# Your instructions:
Print the listing that follows, character for character.

# Input for this task:

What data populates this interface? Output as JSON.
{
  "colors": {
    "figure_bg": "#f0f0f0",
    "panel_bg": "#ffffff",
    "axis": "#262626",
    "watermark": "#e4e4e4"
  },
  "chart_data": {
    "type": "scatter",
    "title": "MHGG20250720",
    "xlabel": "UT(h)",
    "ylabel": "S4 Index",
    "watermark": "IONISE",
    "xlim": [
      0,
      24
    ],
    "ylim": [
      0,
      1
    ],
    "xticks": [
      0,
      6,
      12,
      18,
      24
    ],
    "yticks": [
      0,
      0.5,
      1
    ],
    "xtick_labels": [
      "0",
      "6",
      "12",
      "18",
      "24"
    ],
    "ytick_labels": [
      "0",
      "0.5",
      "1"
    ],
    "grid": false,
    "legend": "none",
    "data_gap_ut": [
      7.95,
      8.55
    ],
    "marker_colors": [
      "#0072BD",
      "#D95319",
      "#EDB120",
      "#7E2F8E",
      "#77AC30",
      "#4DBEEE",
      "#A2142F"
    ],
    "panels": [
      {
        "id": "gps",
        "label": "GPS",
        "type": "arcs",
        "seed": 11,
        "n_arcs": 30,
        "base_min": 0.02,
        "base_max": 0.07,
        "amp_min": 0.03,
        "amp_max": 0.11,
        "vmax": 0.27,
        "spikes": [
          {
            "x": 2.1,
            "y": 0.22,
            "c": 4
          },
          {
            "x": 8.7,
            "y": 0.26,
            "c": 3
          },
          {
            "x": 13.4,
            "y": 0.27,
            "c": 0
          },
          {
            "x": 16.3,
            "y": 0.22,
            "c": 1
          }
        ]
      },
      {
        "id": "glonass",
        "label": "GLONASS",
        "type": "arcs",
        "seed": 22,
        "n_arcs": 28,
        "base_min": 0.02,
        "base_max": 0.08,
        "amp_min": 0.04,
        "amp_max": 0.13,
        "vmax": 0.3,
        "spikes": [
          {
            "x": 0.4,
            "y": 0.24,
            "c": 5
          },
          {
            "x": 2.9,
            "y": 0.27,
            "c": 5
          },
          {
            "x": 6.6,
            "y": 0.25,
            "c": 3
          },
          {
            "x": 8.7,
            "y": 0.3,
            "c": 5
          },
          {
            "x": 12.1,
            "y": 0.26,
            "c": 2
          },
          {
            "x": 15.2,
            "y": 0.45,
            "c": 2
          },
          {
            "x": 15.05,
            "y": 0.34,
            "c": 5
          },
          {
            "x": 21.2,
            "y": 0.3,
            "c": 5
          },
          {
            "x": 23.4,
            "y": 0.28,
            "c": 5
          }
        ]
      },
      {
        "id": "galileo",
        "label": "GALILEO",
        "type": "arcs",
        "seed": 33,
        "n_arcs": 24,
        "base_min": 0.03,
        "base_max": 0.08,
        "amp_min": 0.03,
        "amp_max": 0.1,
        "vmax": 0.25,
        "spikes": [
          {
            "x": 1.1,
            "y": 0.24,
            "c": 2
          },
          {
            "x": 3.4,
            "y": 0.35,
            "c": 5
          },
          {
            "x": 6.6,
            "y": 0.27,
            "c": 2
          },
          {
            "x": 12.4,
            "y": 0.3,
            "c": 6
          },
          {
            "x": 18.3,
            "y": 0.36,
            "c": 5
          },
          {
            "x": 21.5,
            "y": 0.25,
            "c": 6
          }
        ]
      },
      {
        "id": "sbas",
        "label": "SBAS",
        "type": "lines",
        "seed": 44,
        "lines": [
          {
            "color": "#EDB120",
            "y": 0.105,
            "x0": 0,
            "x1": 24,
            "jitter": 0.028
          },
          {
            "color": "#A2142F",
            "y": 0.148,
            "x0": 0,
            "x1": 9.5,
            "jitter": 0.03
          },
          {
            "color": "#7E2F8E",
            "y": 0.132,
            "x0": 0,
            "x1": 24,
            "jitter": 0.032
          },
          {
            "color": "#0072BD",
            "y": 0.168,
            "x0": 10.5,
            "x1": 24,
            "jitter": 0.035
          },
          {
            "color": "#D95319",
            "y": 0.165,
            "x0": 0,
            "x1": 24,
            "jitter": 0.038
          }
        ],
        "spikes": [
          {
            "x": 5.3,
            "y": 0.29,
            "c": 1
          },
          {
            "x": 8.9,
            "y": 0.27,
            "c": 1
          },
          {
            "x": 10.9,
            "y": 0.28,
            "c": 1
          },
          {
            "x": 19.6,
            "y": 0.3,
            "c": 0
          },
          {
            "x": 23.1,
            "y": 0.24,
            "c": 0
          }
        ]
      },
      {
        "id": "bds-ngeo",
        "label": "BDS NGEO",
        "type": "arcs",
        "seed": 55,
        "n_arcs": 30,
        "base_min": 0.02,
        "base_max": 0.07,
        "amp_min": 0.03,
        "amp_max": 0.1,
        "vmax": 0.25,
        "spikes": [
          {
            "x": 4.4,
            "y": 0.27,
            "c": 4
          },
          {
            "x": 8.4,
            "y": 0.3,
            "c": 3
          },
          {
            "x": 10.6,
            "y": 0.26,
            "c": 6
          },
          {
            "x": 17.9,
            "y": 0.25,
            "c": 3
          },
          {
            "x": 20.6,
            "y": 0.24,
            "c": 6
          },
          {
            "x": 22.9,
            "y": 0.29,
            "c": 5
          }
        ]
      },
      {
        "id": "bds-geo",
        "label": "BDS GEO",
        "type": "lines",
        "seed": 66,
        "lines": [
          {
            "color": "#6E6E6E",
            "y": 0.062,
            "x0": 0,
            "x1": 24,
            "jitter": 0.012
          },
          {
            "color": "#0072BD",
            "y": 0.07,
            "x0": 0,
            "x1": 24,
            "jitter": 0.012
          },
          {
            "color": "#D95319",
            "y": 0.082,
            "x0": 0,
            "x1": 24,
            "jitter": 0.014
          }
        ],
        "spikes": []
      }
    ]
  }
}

# Task solution:
What data populates this interface? Output as JSON.
{
  "colors": {
    "figure_bg": "#f0f0f0",
    "panel_bg": "#ffffff",
    "axis": "#262626",
    "watermark": "#e4e4e4"
  },
  "chart_data": {
    "type": "scatter",
    "title": "MHGG20250720",
    "xlabel": "UT(h)",
    "ylabel": "S4 Index",
    "watermark": "IONISE",
    "xlim": [
      0,
      24
    ],
    "ylim": [
      0,
      1
    ],
    "xticks": [
      0,
      6,
      12,
      18,
      24
    ],
    "yticks": [
      0,
      0.5,
      1
    ],
    "xtick_labels": [
      "0",
      "6",
      "12",
      "18",
      "24"
    ],
    "ytick_labels": [
      "0",
      "0.5",
      "1"
    ],
    "grid": false,
    "legend": "none",
    "data_gap_ut": [
      7.95,
      8.55
    ],
    "marker_colors": [
      "#0072BD",
      "#D95319",
      "#EDB120",
      "#7E2F8E",
      "#77AC30",
      "#4DBEEE",
      "#A2142F"
    ],
    "panels": [
      {
        "id": "gps",
        "label": "GPS",
        "type": "arcs",
        "seed": 11,
        "n_arcs": 30,
        "base_min": 0.02,
        "base_max": 0.07,
        "amp_min": 0.03,
        "amp_max": 0.11,
        "vmax": 0.27,
        "spikes": [
          {
            "x": 2.1,
            "y": 0.22,
            "c": 4
          },
          {
            "x": 8.7,
            "y": 0.26,
            "c": 3
          },
          {
            "x": 13.4,
            "y": 0.27,
            "c": 0
          },
          {
            "x": 16.3,
            "y": 0.22,
            "c": 1
          }
        ]
      },
      {
        "id": "glonass",
        "label": "GLONASS",
        "type": "arcs",
        "seed": 22,
        "n_arcs": 28,
        "base_min": 0.02,
        "base_max": 0.08,
        "amp_min": 0.04,
        "amp_max": 0.13,
        "vmax": 0.3,
        "spikes": [
          {
            "x": 0.4,
            "y": 0.24,
            "c": 5
          },
          {
            "x": 2.9,
            "y": 0.27,
            "c": 5
          },
          {
            "x": 6.6,
            "y": 0.25,
            "c": 3
          },
          {
            "x": 8.7,
            "y": 0.3,
            "c": 5
          },
          {
            "x": 12.1,
            "y": 0.26,
            "c": 2
          },
          {
            "x": 15.2,
            "y": 0.45,
            "c": 2
          },
          {
            "x": 15.05,
            "y": 0.34,
            "c": 5
          },
          {
            "x": 21.2,
            "y": 0.3,
            "c": 5
          },
          {
            "x": 23.4,
            "y": 0.28,
            "c": 5
          }
        ]
      },
      {
        "id": "galileo",
        "label": "GALILEO",
        "type": "arcs",
        "seed": 33,
        "n_arcs": 24,
        "base_min": 0.03,
        "base_max": 0.08,
        "amp_min": 0.03,
        "amp_max": 0.1,
        "vmax": 0.25,
        "spikes": [
          {
            "x": 1.1,
            "y": 0.24,
            "c": 2
          },
          {
            "x": 3.4,
            "y": 0.35,
            "c": 5
          },
          {
            "x": 6.6,
            "y": 0.27,
            "c": 2
          },
          {
            "x": 12.4,
            "y": 0.3,
            "c": 6
          },
          {
            "x": 18.3,
            "y": 0.36,
            "c": 5
          },
          {
            "x": 21.5,
            "y": 0.25,
            "c": 6
          }
        ]
      },
      {
        "id": "sbas",
        "label": "SBAS",
        "type": "lines",
        "seed": 44,
        "lines": [
          {
            "color": "#EDB120",
            "y": 0.105,
            "x0": 0,
            "x1": 24,
            "jitter": 0.028
          },
          {
            "color": "#A2142F",
            "y": 0.148,
            "x0": 0,
            "x1": 9.5,
            "jitter": 0.03
          },
          {
            "color": "#7E2F8E",
            "y": 0.132,
            "x0": 0,
            "x1": 24,
            "jitter": 0.032
          },
          {
            "color": "#0072BD",
            "y": 0.168,
            "x0": 10.5,
            "x1": 24,
            "jitter": 0.035
          },
          {
            "color": "#D95319",
            "y": 0.165,
            "x0": 0,
            "x1": 24,
            "jitter": 0.038
          }
        ],
        "spikes": [
          {
            "x": 5.3,
            "y": 0.29,
            "c": 1
          },
          {
            "x": 8.9,
            "y": 0.27,
            "c": 1
          },
          {
            "x": 10.9,
            "y": 0.28,
            "c": 1
          },
          {
            "x": 19.6,
            "y": 0.3,
            "c": 0
          },
          {
            "x": 23.1,
            "y": 0.24,
            "c": 0
          }
        ]
      },
      {
        "id": "bds-ngeo",
        "label": "BDS NGEO",
        "type": "arcs",
        "seed": 55,
        "n_arcs": 30,
        "base_min": 0.02,
        "base_max": 0.07,
        "amp_min": 0.03,
        "amp_max": 0.1,
        "vmax": 0.25,
        "spikes": [
          {
            "x": 4.4,
            "y": 0.27,
            "c": 4
          },
          {
            "x": 8.4,
            "y": 0.3,
            "c": 3
          },
          {
            "x": 10.6,
            "y": 0.26,
            "c": 6
          },
          {
            "x": 17.9,
            "y": 0.25,
            "c": 3
          },
          {
            "x": 20.6,
            "y": 0.24,
            "c": 6
          },
          {
            "x": 22.9,
            "y": 0.29,
            "c": 5
          }
        ]
      },
      {
        "id": "bds-geo",
        "label": "BDS GEO",
        "type": "lines",
        "seed": 66,
        "lines": [
          {
            "color": "#6E6E6E",
            "y": 0.062,
            "x0": 0,
            "x1": 24,
            "jitter": 0.012
          },
          {
            "color": "#0072BD",
            "y": 0.07,
            "x0": 0,
            "x1": 24,
            "jitter": 0.012
          },
          {
            "color": "#D95319",
            "y": 0.082,
            "x0": 0,
            "x1": 24,
            "jitter": 0.014
          }
        ],
        "spikes": []
      }
    ]
  }
}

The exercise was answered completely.